### What is needed
Reproduce every line from the one containing "legend-text: Mittelhirn bbox=[122, 539, 194, 557]" down to the one containing "legend-key: a bbox=[506, 143, 516, 161]", both included.

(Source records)
>>>>>
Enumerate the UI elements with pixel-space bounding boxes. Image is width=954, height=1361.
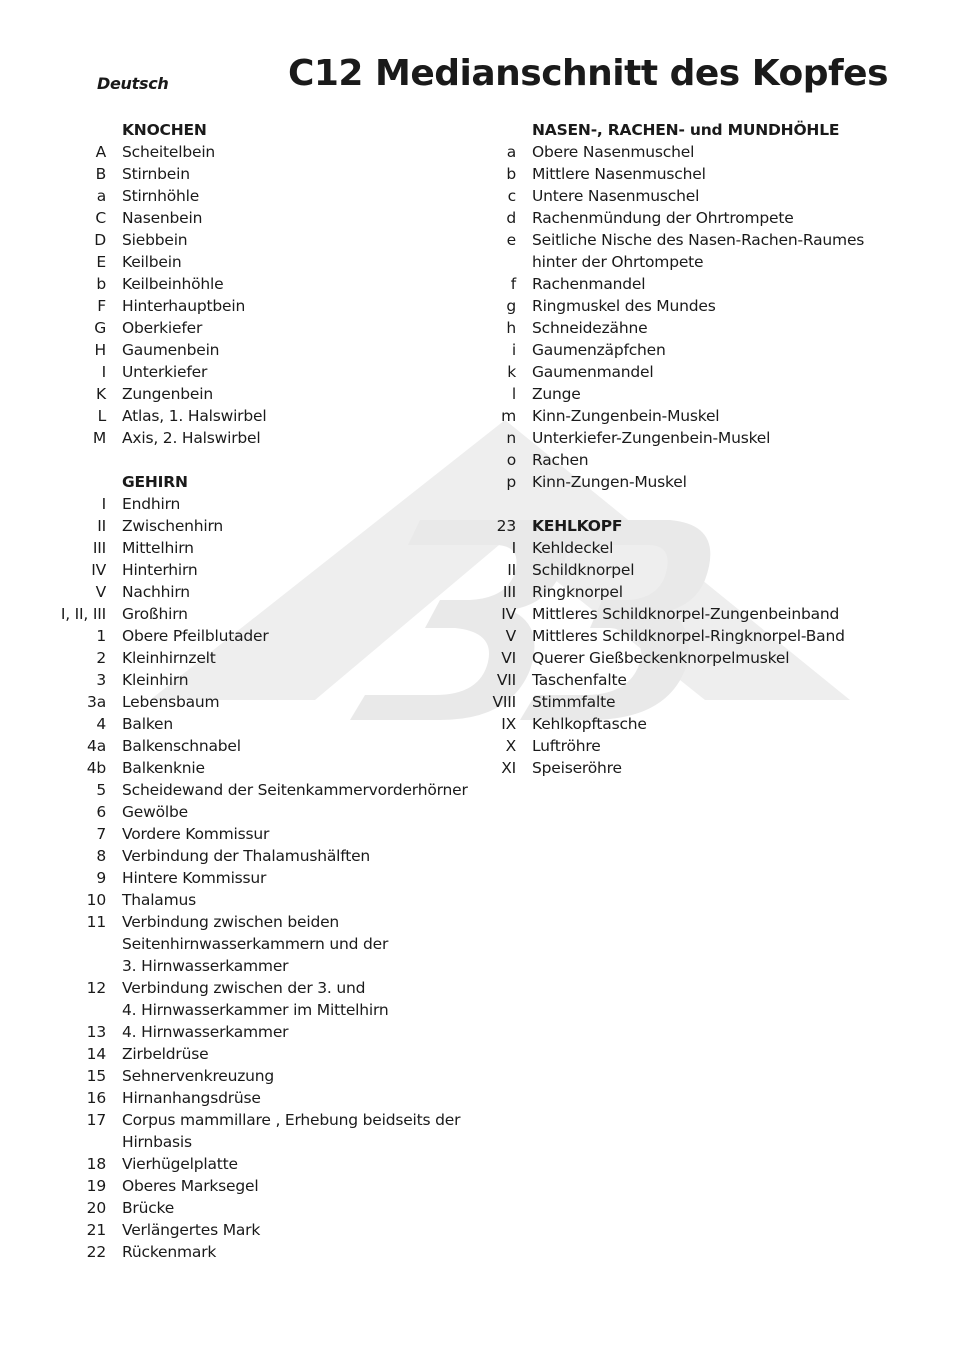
legend-text: Mittelhirn bbox=[122, 539, 194, 557]
legend-text: Schneidezähne bbox=[532, 319, 648, 337]
legend-item bbox=[400, 427, 920, 449]
legend-key: III bbox=[92, 539, 106, 557]
legend-item bbox=[0, 1065, 490, 1087]
legend-key: h bbox=[506, 319, 516, 337]
legend-key: L bbox=[97, 407, 106, 425]
legend-key: 4a bbox=[87, 737, 106, 755]
legend-text: Keilbeinhöhle bbox=[122, 275, 224, 293]
legend-item bbox=[400, 383, 920, 405]
legend-key: IV bbox=[501, 605, 516, 623]
legend-item bbox=[0, 889, 490, 911]
legend-text: Mittleres Schildknorpel-Ringknorpel-Band bbox=[532, 627, 845, 645]
section-gap bbox=[400, 493, 920, 515]
legend-item bbox=[400, 339, 920, 361]
legend-key: g bbox=[506, 297, 516, 315]
legend-text: Kehldeckel bbox=[532, 539, 614, 557]
legend-column-right bbox=[400, 119, 920, 779]
legend-key: I, II, III bbox=[60, 605, 106, 623]
legend-text: Obere Nasenmuschel bbox=[532, 143, 695, 161]
legend-item bbox=[0, 845, 490, 867]
legend-text: Axis, 2. Halswirbel bbox=[122, 429, 261, 447]
legend-key: M bbox=[92, 429, 106, 447]
legend-item bbox=[400, 713, 920, 735]
legend-item bbox=[0, 977, 490, 999]
legend-key: F bbox=[97, 297, 106, 315]
legend-key: 4b bbox=[86, 759, 106, 777]
legend-key: a bbox=[506, 143, 516, 161]
legend-text: Hirnanhangsdrüse bbox=[122, 1089, 261, 1107]
legend-key bbox=[400, 251, 532, 273]
legend-item bbox=[400, 537, 920, 559]
legend-item bbox=[0, 1153, 490, 1175]
legend-text: Kinn-Zungenbein-Muskel bbox=[532, 407, 720, 425]
legend-key: V bbox=[95, 583, 106, 601]
legend-text: Ringknorpel bbox=[532, 583, 623, 601]
legend-key: 12 bbox=[86, 979, 106, 997]
legend-item bbox=[0, 1021, 490, 1043]
legend-key: C bbox=[95, 209, 106, 227]
legend-text: Schildknorpel bbox=[532, 561, 635, 579]
legend-key: e bbox=[506, 231, 516, 249]
legend-key: l bbox=[511, 385, 516, 403]
legend-text: Stirnbein bbox=[122, 165, 190, 183]
legend-key: 18 bbox=[86, 1155, 106, 1173]
page-title: C12 Medianschnitt des Kopfes bbox=[287, 53, 888, 94]
legend-item bbox=[400, 163, 920, 185]
language-label: Deutsch bbox=[97, 74, 169, 93]
legend-text: Endhirn bbox=[122, 495, 181, 513]
legend-text: Hirnbasis bbox=[122, 1133, 192, 1151]
legend-key: IX bbox=[501, 715, 516, 733]
legend-text: 4. Hirnwasserkammer im Mittelhirn bbox=[122, 1001, 389, 1019]
legend-text: Nachhirn bbox=[122, 583, 190, 601]
legend-key: I bbox=[101, 363, 106, 381]
legend-key: E bbox=[96, 253, 106, 271]
legend-text: Kehlkopftasche bbox=[532, 715, 647, 733]
legend-text: Ringmuskel des Mundes bbox=[532, 297, 716, 315]
legend-key: A bbox=[95, 143, 106, 161]
legend-item bbox=[400, 669, 920, 691]
legend-item bbox=[400, 581, 920, 603]
legend-key: 23 bbox=[496, 517, 516, 535]
legend-key: 9 bbox=[96, 869, 106, 887]
legend-item bbox=[400, 559, 920, 581]
legend-text: Querer Gießbeckenknorpelmuskel bbox=[532, 649, 790, 667]
legend-text: Gaumenzäpfchen bbox=[532, 341, 666, 359]
section-heading-text: GEHIRN bbox=[122, 473, 188, 491]
legend-key: X bbox=[505, 737, 516, 755]
legend-text: Rachenmündung der Ohrtrompete bbox=[532, 209, 794, 227]
legend-text: Scheitelbein bbox=[122, 143, 216, 161]
legend-text: Thalamus bbox=[122, 891, 196, 909]
legend-text: Vordere Kommissur bbox=[122, 825, 270, 843]
legend-item bbox=[0, 1175, 490, 1197]
legend-key: d bbox=[506, 209, 516, 227]
legend-text: Untere Nasenmuschel bbox=[532, 187, 700, 205]
legend-key: 5 bbox=[96, 781, 106, 799]
legend-text: Mittleres Schildknorpel-Zungenbeinband bbox=[532, 605, 840, 623]
legend-key bbox=[0, 119, 122, 141]
legend-key: 8 bbox=[96, 847, 106, 865]
legend-text: Gaumenmandel bbox=[532, 363, 654, 381]
legend-text: Kinn-Zungen-Muskel bbox=[532, 473, 687, 491]
legend-key: VIII bbox=[492, 693, 516, 711]
legend-text: Zirbeldrüse bbox=[122, 1045, 209, 1063]
legend-item bbox=[0, 801, 490, 823]
legend-item bbox=[0, 1087, 490, 1109]
legend-key: G bbox=[94, 319, 106, 337]
legend-key: 14 bbox=[86, 1045, 106, 1063]
legend-key: b bbox=[506, 165, 516, 183]
legend-text: Lebensbaum bbox=[122, 693, 220, 711]
legend-key: 20 bbox=[86, 1199, 106, 1217]
legend-text: Unterkiefer-Zungenbein-Muskel bbox=[532, 429, 771, 447]
legend-text: Zungenbein bbox=[122, 385, 213, 403]
legend-item bbox=[0, 1219, 490, 1241]
legend-text: Gaumenbein bbox=[122, 341, 220, 359]
legend-text: Rachen bbox=[532, 451, 589, 469]
legend-item bbox=[0, 1109, 490, 1131]
legend-text: Hinterhirn bbox=[122, 561, 198, 579]
legend-key: 10 bbox=[86, 891, 106, 909]
legend-text: Obere Pfeilblutader bbox=[122, 627, 269, 645]
legend-key: I bbox=[511, 539, 516, 557]
legend-text: Siebbein bbox=[122, 231, 188, 249]
legend-key bbox=[400, 119, 532, 141]
legend-key: n bbox=[506, 429, 516, 447]
legend-text: Balkenknie bbox=[122, 759, 205, 777]
legend-key: I bbox=[101, 495, 106, 513]
legend-key bbox=[0, 999, 122, 1021]
legend-text: Vierhügelplatte bbox=[122, 1155, 238, 1173]
legend-key: IV bbox=[91, 561, 106, 579]
legend-item bbox=[0, 779, 490, 801]
legend-text: Unterkiefer bbox=[122, 363, 208, 381]
legend-key: II bbox=[507, 561, 516, 579]
legend-text: Keilbein bbox=[122, 253, 182, 271]
legend-item bbox=[0, 955, 490, 977]
legend-item bbox=[400, 625, 920, 647]
legend-key: b bbox=[96, 275, 106, 293]
legend-item bbox=[400, 735, 920, 757]
legend-text: Stirnhöhle bbox=[122, 187, 200, 205]
legend-key: f bbox=[510, 275, 516, 293]
legend-text: Speiseröhre bbox=[532, 759, 622, 777]
legend-key: o bbox=[506, 451, 516, 469]
legend-item bbox=[400, 229, 920, 251]
legend-item bbox=[0, 933, 490, 955]
legend-item bbox=[0, 1131, 490, 1153]
legend-item bbox=[0, 999, 490, 1021]
legend-item bbox=[0, 1241, 490, 1263]
legend-key: V bbox=[505, 627, 516, 645]
legend-key: 3 bbox=[96, 671, 106, 689]
legend-item bbox=[400, 471, 920, 493]
legend-key bbox=[0, 955, 122, 977]
legend-item bbox=[400, 295, 920, 317]
legend-item bbox=[400, 757, 920, 779]
legend-item bbox=[400, 141, 920, 163]
legend-key: 16 bbox=[86, 1089, 106, 1107]
legend-item bbox=[400, 603, 920, 625]
legend-text: Seitliche Nische des Nasen-Rachen-Raumes bbox=[532, 231, 865, 249]
legend-key: B bbox=[95, 165, 106, 183]
legend-text: Sehnervenkreuzung bbox=[122, 1067, 275, 1085]
legend-key: m bbox=[501, 407, 516, 425]
legend-text: Brücke bbox=[122, 1199, 175, 1217]
legend-item bbox=[400, 317, 920, 339]
legend-text: Balkenschnabel bbox=[122, 737, 241, 755]
legend-key: 1 bbox=[96, 627, 106, 645]
section-heading-text: NASEN-, RACHEN- und MUNDHÖHLE bbox=[532, 121, 840, 139]
section-heading bbox=[400, 515, 920, 537]
legend-text: Verlängertes Mark bbox=[122, 1221, 261, 1239]
legend-item bbox=[0, 911, 490, 933]
legend-item bbox=[400, 691, 920, 713]
legend-text: Rückenmark bbox=[122, 1243, 217, 1261]
legend-key: 15 bbox=[86, 1067, 106, 1085]
legend-text: Oberes Marksegel bbox=[122, 1177, 259, 1195]
legend-key: 3a bbox=[87, 693, 106, 711]
legend-key: 21 bbox=[86, 1221, 106, 1239]
legend-key: 6 bbox=[96, 803, 106, 821]
legend-item bbox=[400, 273, 920, 295]
legend-text: Zwischenhirn bbox=[122, 517, 224, 535]
legend-key: 4 bbox=[96, 715, 106, 733]
legend-key: i bbox=[511, 341, 516, 359]
legend-text: Mittlere Nasenmuschel bbox=[532, 165, 706, 183]
legend-key: 22 bbox=[86, 1243, 106, 1261]
section-heading-text: KEHLKOPF bbox=[532, 517, 623, 535]
section-heading bbox=[400, 119, 920, 141]
legend-text: hinter der Ohrtompete bbox=[532, 253, 704, 271]
legend-text: Verbindung der Thalamushälften bbox=[122, 847, 371, 865]
section-heading-text: KNOCHEN bbox=[122, 121, 207, 139]
legend-item bbox=[400, 361, 920, 383]
legend-key: VI bbox=[501, 649, 516, 667]
legend-text: Taschenfalte bbox=[532, 671, 627, 689]
legend-key: c bbox=[507, 187, 516, 205]
legend-text: Nasenbein bbox=[122, 209, 203, 227]
legend-key: a bbox=[96, 187, 106, 205]
legend-key bbox=[0, 471, 122, 493]
legend-text: Stimmfalte bbox=[532, 693, 616, 711]
legend-text: Kleinhirnzelt bbox=[122, 649, 216, 667]
legend-key: II bbox=[97, 517, 106, 535]
legend-key: p bbox=[506, 473, 516, 491]
legend-text: Hintere Kommissur bbox=[122, 869, 267, 887]
legend-text: Rachenmandel bbox=[532, 275, 646, 293]
legend-key: D bbox=[94, 231, 106, 249]
legend-text: Kleinhirn bbox=[122, 671, 189, 689]
legend-key: III bbox=[502, 583, 516, 601]
legend-text: Atlas, 1. Halswirbel bbox=[122, 407, 267, 425]
legend-key: 2 bbox=[96, 649, 106, 667]
legend-item bbox=[400, 405, 920, 427]
legend-item bbox=[400, 251, 920, 273]
legend-key: H bbox=[94, 341, 106, 359]
legend-key bbox=[0, 1131, 122, 1153]
legend-key: VII bbox=[496, 671, 516, 689]
legend-text: Seitenhirnwasserkammern und der bbox=[122, 935, 389, 953]
legend-text: Gewölbe bbox=[122, 803, 188, 821]
legend-text: Verbindung zwischen der 3. und bbox=[122, 979, 366, 997]
legend-text: 4. Hirnwasserkammer bbox=[122, 1023, 289, 1041]
legend-item bbox=[400, 185, 920, 207]
legend-item bbox=[400, 647, 920, 669]
legend-text: Großhirn bbox=[122, 605, 188, 623]
legend-key: 11 bbox=[86, 913, 106, 931]
legend-key bbox=[0, 933, 122, 955]
legend-text: Verbindung zwischen beiden bbox=[122, 913, 340, 931]
legend-text: Hinterhauptbein bbox=[122, 297, 246, 315]
legend-text: Balken bbox=[122, 715, 174, 733]
legend-text: Luftröhre bbox=[532, 737, 601, 755]
legend-text: Scheidewand der Seitenkammervorderhörner bbox=[122, 781, 468, 799]
legend-key: k bbox=[507, 363, 516, 381]
legend-item bbox=[0, 823, 490, 845]
legend-text: 3. Hirnwasserkammer bbox=[122, 957, 289, 975]
legend-key: XI bbox=[501, 759, 516, 777]
legend-text: Corpus mammillare , Erhebung beidseits der bbox=[122, 1111, 461, 1129]
legend-key: 7 bbox=[96, 825, 106, 843]
legend-key: 13 bbox=[86, 1023, 106, 1041]
legend-item bbox=[400, 207, 920, 229]
legend-key: 19 bbox=[86, 1177, 106, 1195]
legend-text: Zunge bbox=[532, 385, 581, 403]
legend-item bbox=[0, 1043, 490, 1065]
legend-text: Oberkiefer bbox=[122, 319, 203, 337]
legend-key: 17 bbox=[86, 1111, 106, 1129]
legend-item bbox=[0, 1197, 490, 1219]
legend-key: K bbox=[96, 385, 106, 403]
legend-item bbox=[400, 449, 920, 471]
legend-item bbox=[0, 867, 490, 889]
<<<<<
### Reply
legend-text: Mittelhirn bbox=[122, 539, 194, 557]
legend-text: Schneidezähne bbox=[532, 319, 648, 337]
legend-item bbox=[400, 427, 920, 449]
legend-key: III bbox=[92, 539, 106, 557]
legend-item bbox=[0, 1065, 490, 1087]
legend-key: h bbox=[506, 319, 516, 337]
legend-key: L bbox=[97, 407, 106, 425]
legend-key: 4a bbox=[87, 737, 106, 755]
legend-text: Keilbeinhöhle bbox=[122, 275, 224, 293]
legend-item bbox=[400, 383, 920, 405]
legend-key: IV bbox=[501, 605, 516, 623]
legend-item bbox=[0, 889, 490, 911]
legend-text: Mittleres Schildknorpel-Ringknorpel-Band bbox=[532, 627, 845, 645]
section-gap bbox=[400, 493, 920, 515]
legend-item bbox=[400, 339, 920, 361]
legend-key: g bbox=[506, 297, 516, 315]
legend-text: Kehldeckel bbox=[532, 539, 614, 557]
legend-column-right bbox=[400, 119, 920, 779]
legend-key: I, II, III bbox=[60, 605, 106, 623]
legend-text: Obere Nasenmuschel bbox=[532, 143, 695, 161]
legend-item bbox=[0, 845, 490, 867]
legend-text: Axis, 2. Halswirbel bbox=[122, 429, 261, 447]
legend-key: M bbox=[92, 429, 106, 447]
legend-item bbox=[400, 713, 920, 735]
legend-item bbox=[0, 977, 490, 999]
legend-key: F bbox=[97, 297, 106, 315]
legend-key: 4b bbox=[86, 759, 106, 777]
legend-key: a bbox=[506, 143, 516, 161]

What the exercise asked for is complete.